Stated goal – Restate each line word for word. Leave out every picture.

Stored items:
----

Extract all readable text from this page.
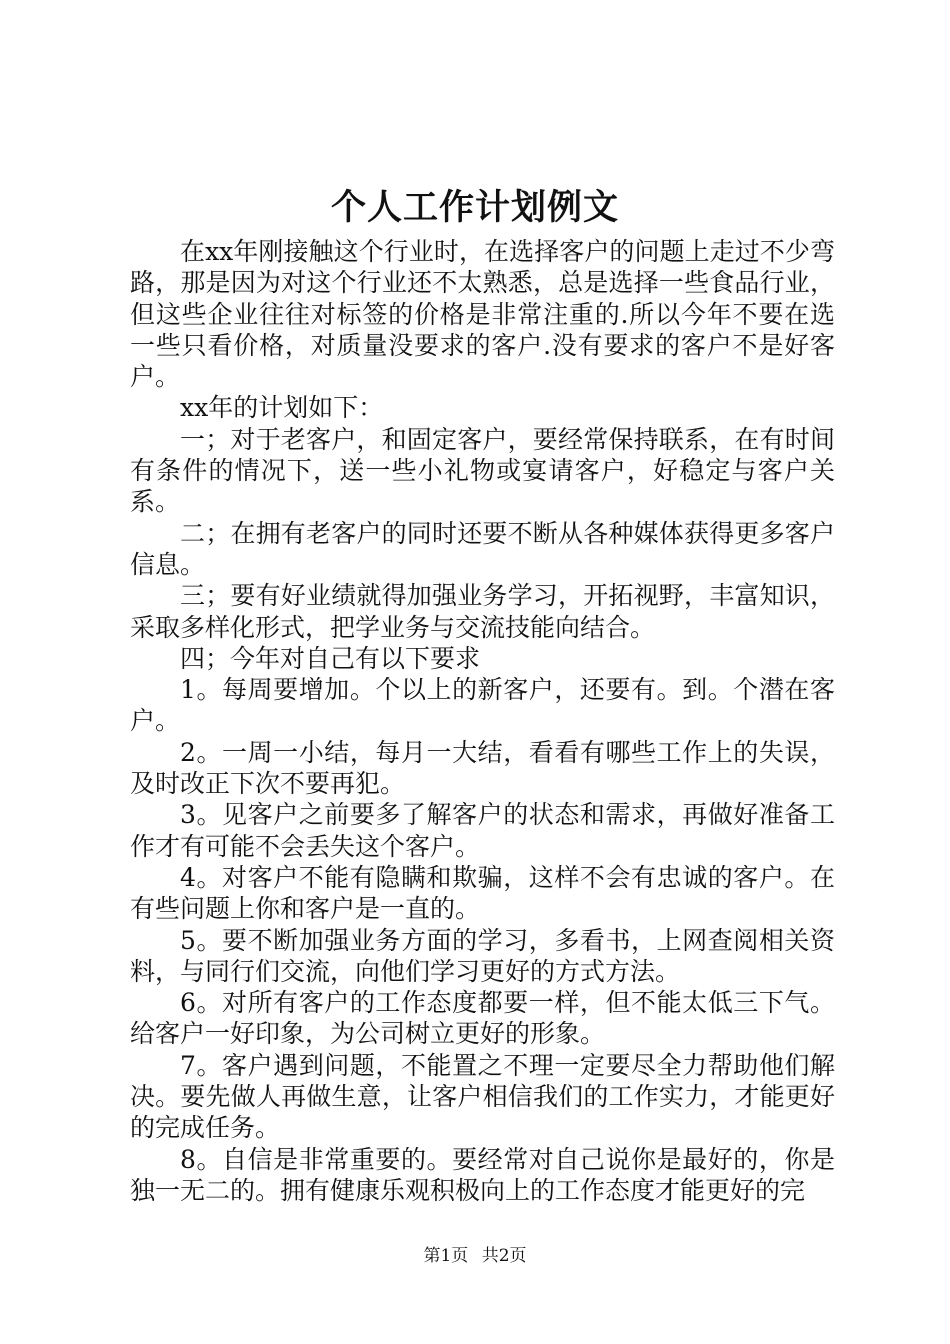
个人工作计划例文

在xx年刚接触这个行业时，在选择客户的问题上走过不少弯路，那是因为对这个行业还不太熟悉，总是选择一些食品行业，但这些企业往往对标签的价格是非常注重的.所以今年不要在选一些只看价格，对质量没要求的客户.没有要求的客户不是好客户。

xx年的计划如下：

一；对于老客户，和固定客户，要经常保持联系，在有时间有条件的情况下，送一些小礼物或宴请客户，好稳定与客户关系。

二；在拥有老客户的同时还要不断从各种媒体获得更多客户信息。

三；要有好业绩就得加强业务学习，开拓视野，丰富知识，采取多样化形式，把学业务与交流技能向结合。

四；今年对自己有以下要求

1。每周要增加。个以上的新客户，还要有。到。个潜在客户。

2。一周一小结，每月一大结，看看有哪些工作上的失误，及时改正下次不要再犯。

3。见客户之前要多了解客户的状态和需求，再做好准备工作才有可能不会丢失这个客户。

4。对客户不能有隐瞒和欺骗，这样不会有忠诚的客户。在有些问题上你和客户是一直的。

5。要不断加强业务方面的学习，多看书，上网查阅相关资料，与同行们交流，向他们学习更好的方式方法。

6。对所有客户的工作态度都要一样，但不能太低三下气。给客户一好印象，为公司树立更好的形象。

7。客户遇到问题，不能置之不理一定要尽全力帮助他们解决。要先做人再做生意，让客户相信我们的工作实力，才能更好的完成任务。

8。自信是非常重要的。要经常对自己说你是最好的，你是独一无二的。拥有健康乐观积极向上的工作态度才能更好的完

第1页 共2页
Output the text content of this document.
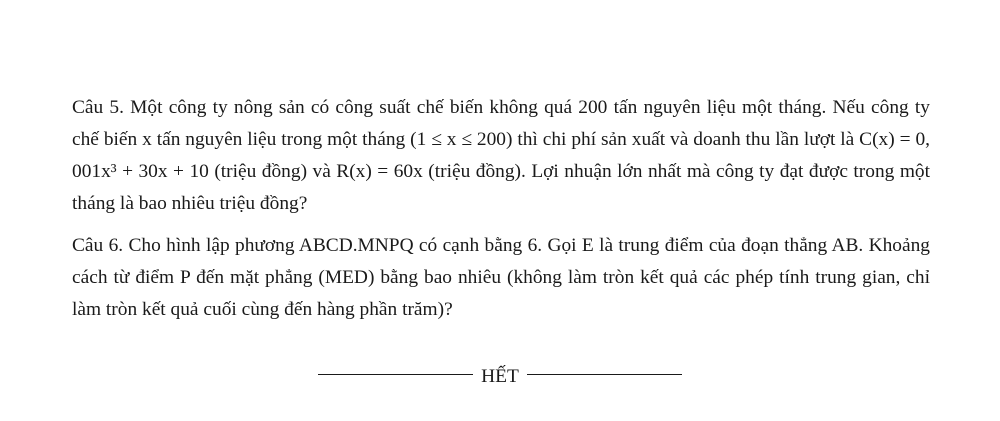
Câu 5. Một công ty nông sản có công suất chế biến không quá 200 tấn nguyên liệu một tháng. Nếu công ty chế biến x tấn nguyên liệu trong một tháng (1 ≤ x ≤ 200) thì chi phí sản xuất và doanh thu lần lượt là C(x) = 0, 001x³ + 30x + 10 (triệu đồng) và R(x) = 60x (triệu đồng). Lợi nhuận lớn nhất mà công ty đạt được trong một tháng là bao nhiêu triệu đồng?

Câu 6. Cho hình lập phương ABCD.MNPQ có cạnh bằng 6. Gọi E là trung điểm của đoạn thẳng AB. Khoảng cách từ điểm P đến mặt phẳng (MED) bằng bao nhiêu (không làm tròn kết quả các phép tính trung gian, chỉ làm tròn kết quả cuối cùng đến hàng phần trăm)?

HẾT
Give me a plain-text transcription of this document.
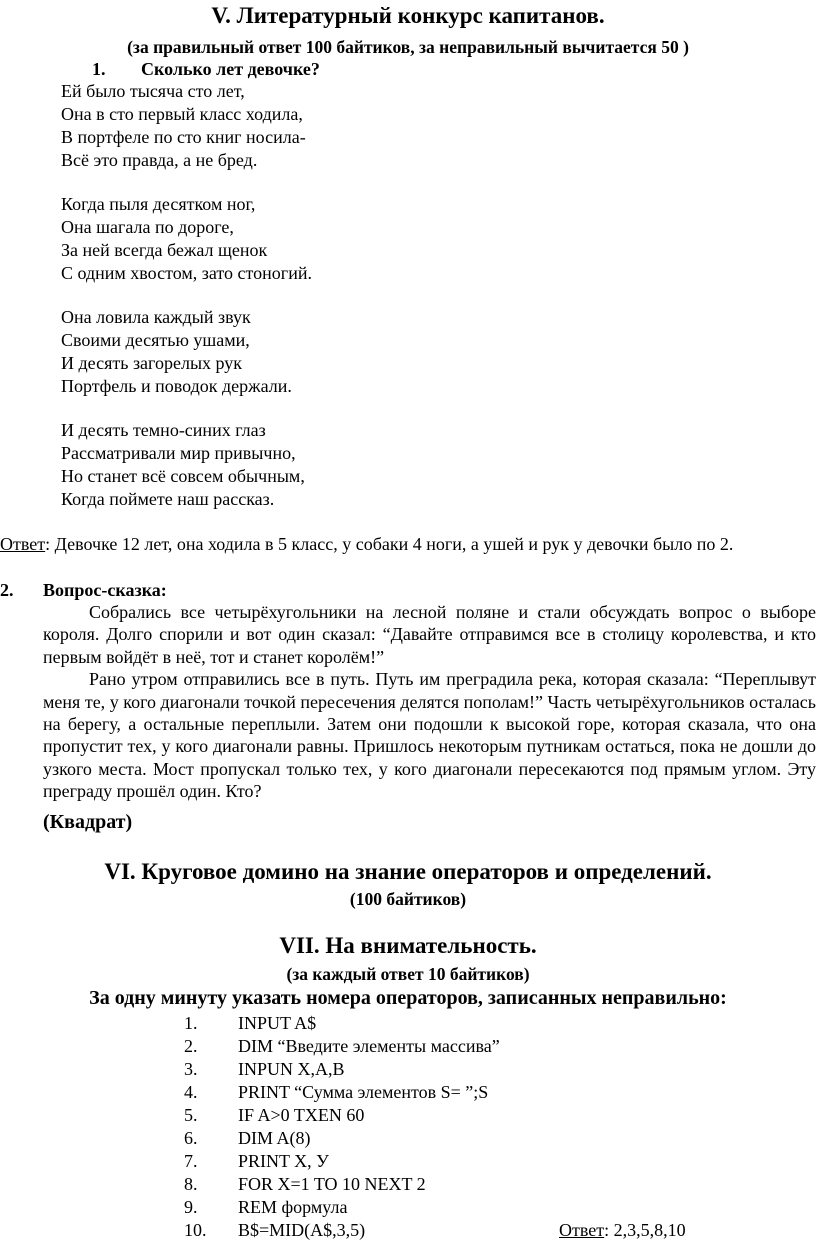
V. Литературный конкурс капитанов.
(за правильный ответ 100 байтиков, за неправильный вычитается 50 )
1. Сколько лет девочке?
Ей было тысяча сто лет,
Она в сто первый класс ходила,
В портфеле по сто книг носила-
Всё это правда, а не бред.
Когда пыля десятком ног,
Она шагала по дороге,
За ней всегда бежал щенок
С одним хвостом, зато стоногий.
Она ловила каждый звук
Своими десятью ушами,
И десять загорелых рук
Портфель и поводок держали.
И десять темно-синих глаз
Рассматривали мир привычно,
Но станет всё совсем обычным,
Когда поймете наш рассказ.
Ответ: Девочке 12 лет, она ходила в 5 класс, у собаки 4 ноги, а ушей и рук у девочки было по 2.
2. Вопрос-сказка:

Собрались все четырёхугольники на лесной поляне и стали обсуждать вопрос о выборе короля. Долго спорили и вот один сказал: “Давайте отправимся все в столицу королевства, и кто первым войдёт в неё, тот и станет королём!”

Рано утром отправились все в путь. Путь им преградила река, которая сказала: “Переплывут меня те, у кого диагонали точкой пересечения делятся пополам!” Часть четырёхугольников осталась на берегу, а остальные переплыли. Затем они подошли к высокой горе, которая сказала, что она пропустит тех, у кого диагонали равны. Пришлось некоторым путникам остаться, пока не дошли до узкого места. Мост пропускал только тех, у кого диагонали пересекаются под прямым углом. Эту преграду прошёл один. Кто?

(Квадрат)
VI. Круговое домино на знание операторов и определений.
(100 байтиков)
VII. На внимательность.
(за каждый ответ 10 байтиков)
За одну минуту указать номера операторов, записанных неправильно:
1.	INPUT A$
2.	DIM “Введите элементы массива”
3.	INPUN X,A,B
4.	PRINT “Сумма элементов S= ”;S
5.	IF A>0 TXEN 60
6.	DIM A(8)
7.	PRINT X, У
8.	FOR X=1 TO 10 NEXT 2
9.	REM формула
10.	B$=MID(A$,3,5)	Ответ: 2,3,5,8,10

----

Answer in full –
Extract all readable text from this page.
个人工作计划例文

在xx年刚接触这个行业时，在选择客户的问题上走过不少弯路，那是因为对这个行业还不太熟悉，总是选择一些食品行业，但这些企业往往对标签的价格是非常注重的.所以今年不要在选一些只看价格，对质量没要求的客户.没有要求的客户不是好客户。

xx年的计划如下：

一；对于老客户，和固定客户，要经常保持联系，在有时间有条件的情况下，送一些小礼物或宴请客户，好稳定与客户关系。

二；在拥有老客户的同时还要不断从各种媒体获得更多客户信息。

三；要有好业绩就得加强业务学习，开拓视野，丰富知识，采取多样化形式，把学业务与交流技能向结合。

四；今年对自己有以下要求

1。每周要增加。个以上的新客户，还要有。到。个潜在客户。

2。一周一小结，每月一大结，看看有哪些工作上的失误，及时改正下次不要再犯。

3。见客户之前要多了解客户的状态和需求，再做好准备工作才有可能不会丢失这个客户。

4。对客户不能有隐瞒和欺骗，这样不会有忠诚的客户。在有些问题上你和客户是一直的。

5。要不断加强业务方面的学习，多看书，上网查阅相关资料，与同行们交流，向他们学习更好的方式方法。

6。对所有客户的工作态度都要一样，但不能太低三下气。给客户一好印象，为公司树立更好的形象。

7。客户遇到问题，不能置之不理一定要尽全力帮助他们解决。要先做人再做生意，让客户相信我们的工作实力，才能更好的完成任务。

8。自信是非常重要的。要经常对自己说你是最好的，你是独一无二的。拥有健康乐观积极向上的工作态度才能更好的完

第1页 共2页
Output the text content of this document.
Câu 5. Một công ty nông sản có công suất chế biến không quá 200 tấn nguyên liệu một tháng. Nếu công ty chế biến x tấn nguyên liệu trong một tháng (1 ≤ x ≤ 200) thì chi phí sản xuất và doanh thu lần lượt là C(x) = 0, 001x³ + 30x + 10 (triệu đồng) và R(x) = 60x (triệu đồng). Lợi nhuận lớn nhất mà công ty đạt được trong một tháng là bao nhiêu triệu đồng?

Câu 6. Cho hình lập phương ABCD.MNPQ có cạnh bằng 6. Gọi E là trung điểm của đoạn thẳng AB. Khoảng cách từ điểm P đến mặt phẳng (MED) bằng bao nhiêu (không làm tròn kết quả các phép tính trung gian, chỉ làm tròn kết quả cuối cùng đến hàng phần trăm)?

HẾT
Give me a plain-text transcription of this document.
V. Литературный конкурс капитанов.
(за правильный ответ 100 байтиков, за неправильный вычитается 50 )
1. Сколько лет девочке?
Ей было тысяча сто лет,
Она в сто первый класс ходила,
В портфеле по сто книг носила-
Всё это правда, а не бред.
Когда пыля десятком ног,
Она шагала по дороге,
За ней всегда бежал щенок
С одним хвостом, зато стоногий.
Она ловила каждый звук
Своими десятью ушами,
И десять загорелых рук
Портфель и поводок держали.
И десять темно-синих глаз
Рассматривали мир привычно,
Но станет всё совсем обычным,
Когда поймете наш рассказ.
Ответ: Девочке 12 лет, она ходила в 5 класс, у собаки 4 ноги, а ушей и рук у девочки было по 2.
2. Вопрос-сказка:

Собрались все четырёхугольники на лесной поляне и стали обсуждать вопрос о выборе короля. Долго спорили и вот один сказал: “Давайте отправимся все в столицу королевства, и кто первым войдёт в неё, тот и станет королём!”

Рано утром отправились все в путь. Путь им преградила река, которая сказала: “Переплывут меня те, у кого диагонали точкой пересечения делятся пополам!” Часть четырёхугольников осталась на берегу, а остальные переплыли. Затем они подошли к высокой горе, которая сказала, что она пропустит тех, у кого диагонали равны. Пришлось некоторым путникам остаться, пока не дошли до узкого места. Мост пропускал только тех, у кого диагонали пересекаются под прямым углом. Эту преграду прошёл один. Кто?

(Квадрат)
VI. Круговое домино на знание операторов и определений.
(100 байтиков)
VII. На внимательность.
(за каждый ответ 10 байтиков)
За одну минуту указать номера операторов, записанных неправильно:
1.	INPUT A$
2.	DIM “Введите элементы массива”
3.	INPUN X,A,B
4.	PRINT “Сумма элементов S= ”;S
5.	IF A>0 TXEN 60
6.	DIM A(8)
7.	PRINT X, У
8.	FOR X=1 TO 10 NEXT 2
9.	REM формула
10.	B$=MID(A$,3,5)	Ответ: 2,3,5,8,10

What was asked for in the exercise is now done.